(What to do)
Give back the full listing, character for character, with no pictures.

(Material shown)

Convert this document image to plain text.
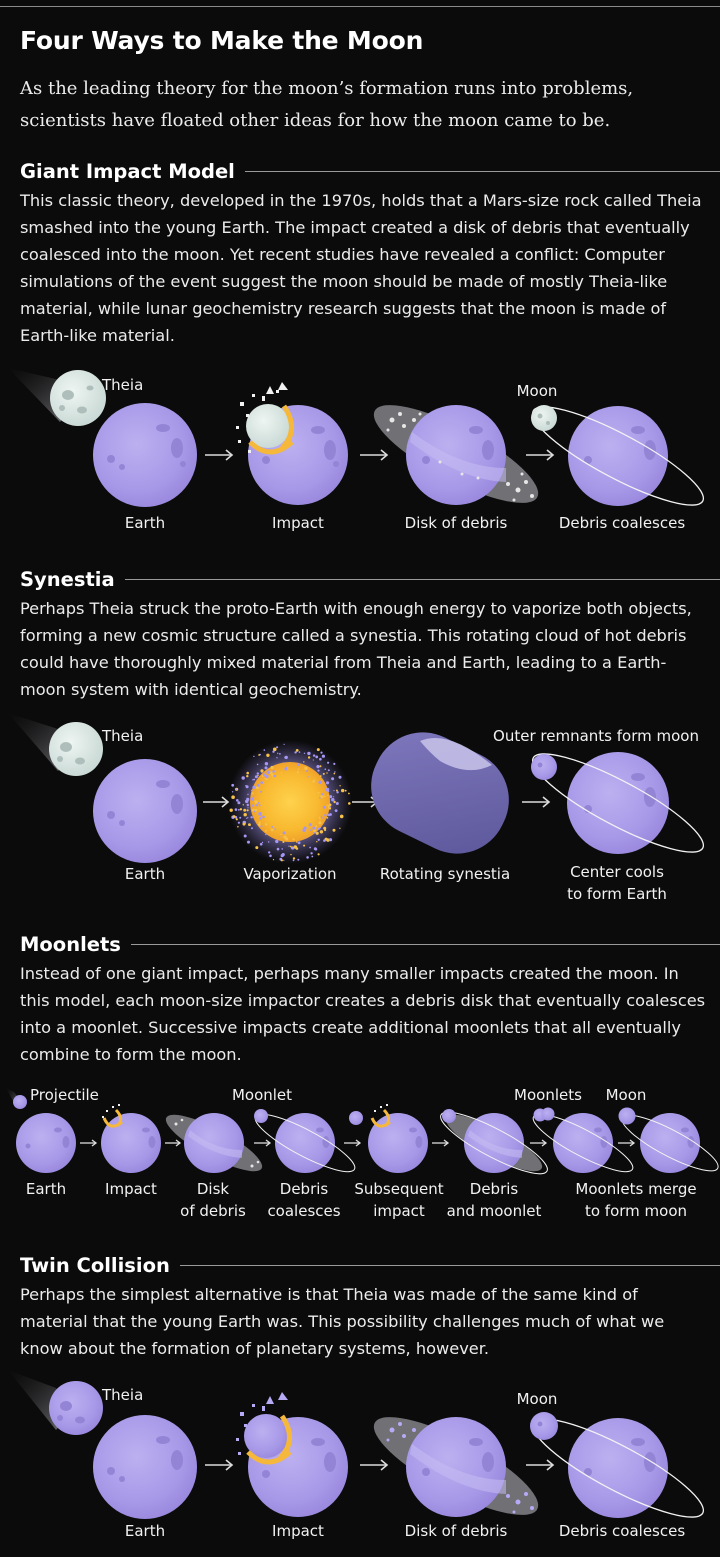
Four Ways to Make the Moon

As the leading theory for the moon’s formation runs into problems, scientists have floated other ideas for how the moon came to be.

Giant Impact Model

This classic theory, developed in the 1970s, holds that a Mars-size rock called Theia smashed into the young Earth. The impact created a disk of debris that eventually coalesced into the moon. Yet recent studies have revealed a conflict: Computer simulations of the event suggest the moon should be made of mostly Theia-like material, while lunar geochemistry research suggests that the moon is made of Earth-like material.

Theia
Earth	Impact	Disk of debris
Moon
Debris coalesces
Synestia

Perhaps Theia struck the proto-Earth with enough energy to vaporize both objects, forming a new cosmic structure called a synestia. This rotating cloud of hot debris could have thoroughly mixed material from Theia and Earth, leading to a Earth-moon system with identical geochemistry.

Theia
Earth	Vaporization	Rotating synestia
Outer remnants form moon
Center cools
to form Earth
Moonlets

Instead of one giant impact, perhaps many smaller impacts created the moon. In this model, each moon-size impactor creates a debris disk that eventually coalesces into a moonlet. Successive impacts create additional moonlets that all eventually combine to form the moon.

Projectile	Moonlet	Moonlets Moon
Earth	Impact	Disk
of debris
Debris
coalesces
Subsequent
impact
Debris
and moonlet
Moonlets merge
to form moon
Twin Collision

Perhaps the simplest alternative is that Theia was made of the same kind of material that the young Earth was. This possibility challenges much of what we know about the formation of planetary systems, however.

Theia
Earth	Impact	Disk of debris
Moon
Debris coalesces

(Solution)
Convert this document image to plain text.
Four Ways to Make the Moon

As the leading theory for the moon’s formation runs into problems, scientists have floated other ideas for how the moon came to be.

Giant Impact Model

This classic theory, developed in the 1970s, holds that a Mars-size rock called Theia smashed into the young Earth. The impact created a disk of debris that eventually coalesced into the moon. Yet recent studies have revealed a conflict: Computer simulations of the event suggest the moon should be made of mostly Theia-like material, while lunar geochemistry research suggests that the moon is made of Earth-like material.

Theia
Earth	Impact	Disk of debris
Moon
Debris coalesces
Synestia

Perhaps Theia struck the proto-Earth with enough energy to vaporize both objects, forming a new cosmic structure called a synestia. This rotating cloud of hot debris could have thoroughly mixed material from Theia and Earth, leading to a Earth-moon system with identical geochemistry.

Theia
Earth	Vaporization	Rotating synestia
Outer remnants form moon
Center cools
to form Earth
Moonlets

Instead of one giant impact, perhaps many smaller impacts created the moon. In this model, each moon-size impactor creates a debris disk that eventually coalesces into a moonlet. Successive impacts create additional moonlets that all eventually combine to form the moon.

Projectile	Moonlet	Moonlets Moon
Earth	Impact	Disk
of debris
Debris
coalesces
Subsequent
impact
Debris
and moonlet
Moonlets merge
to form moon
Twin Collision

Perhaps the simplest alternative is that Theia was made of the same kind of material that the young Earth was. This possibility challenges much of what we know about the formation of planetary systems, however.

Theia
Earth	Impact	Disk of debris
Moon
Debris coalesces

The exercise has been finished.